# WORK INSTRUCTIONS
Print the data that follows exactly.

# DATA SHOWN
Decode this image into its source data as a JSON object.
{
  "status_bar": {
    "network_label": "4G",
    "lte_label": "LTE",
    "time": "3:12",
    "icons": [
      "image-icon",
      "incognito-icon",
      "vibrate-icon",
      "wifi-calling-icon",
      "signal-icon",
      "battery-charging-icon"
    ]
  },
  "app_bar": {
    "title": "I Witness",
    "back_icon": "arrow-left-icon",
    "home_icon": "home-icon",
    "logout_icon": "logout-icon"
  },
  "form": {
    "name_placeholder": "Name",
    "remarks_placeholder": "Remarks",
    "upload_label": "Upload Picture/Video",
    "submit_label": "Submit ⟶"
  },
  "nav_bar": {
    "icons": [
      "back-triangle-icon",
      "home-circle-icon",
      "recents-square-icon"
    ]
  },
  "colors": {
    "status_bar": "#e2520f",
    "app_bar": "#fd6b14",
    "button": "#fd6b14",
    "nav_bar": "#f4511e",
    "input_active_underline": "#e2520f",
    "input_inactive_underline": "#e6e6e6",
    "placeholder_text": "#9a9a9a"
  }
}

# TASK RESPONSE
Decode this image into its source data as a JSON object.
{
  "status_bar": {
    "network_label": "4G",
    "lte_label": "LTE",
    "time": "3:12",
    "icons": [
      "image-icon",
      "incognito-icon",
      "vibrate-icon",
      "wifi-calling-icon",
      "signal-icon",
      "battery-charging-icon"
    ]
  },
  "app_bar": {
    "title": "I Witness",
    "back_icon": "arrow-left-icon",
    "home_icon": "home-icon",
    "logout_icon": "logout-icon"
  },
  "form": {
    "name_placeholder": "Name",
    "remarks_placeholder": "Remarks",
    "upload_label": "Upload Picture/Video",
    "submit_label": "Submit ⟶"
  },
  "nav_bar": {
    "icons": [
      "back-triangle-icon",
      "home-circle-icon",
      "recents-square-icon"
    ]
  },
  "colors": {
    "status_bar": "#e2520f",
    "app_bar": "#fd6b14",
    "button": "#fd6b14",
    "nav_bar": "#f4511e",
    "input_active_underline": "#e2520f",
    "input_inactive_underline": "#e6e6e6",
    "placeholder_text": "#9a9a9a"
  }
}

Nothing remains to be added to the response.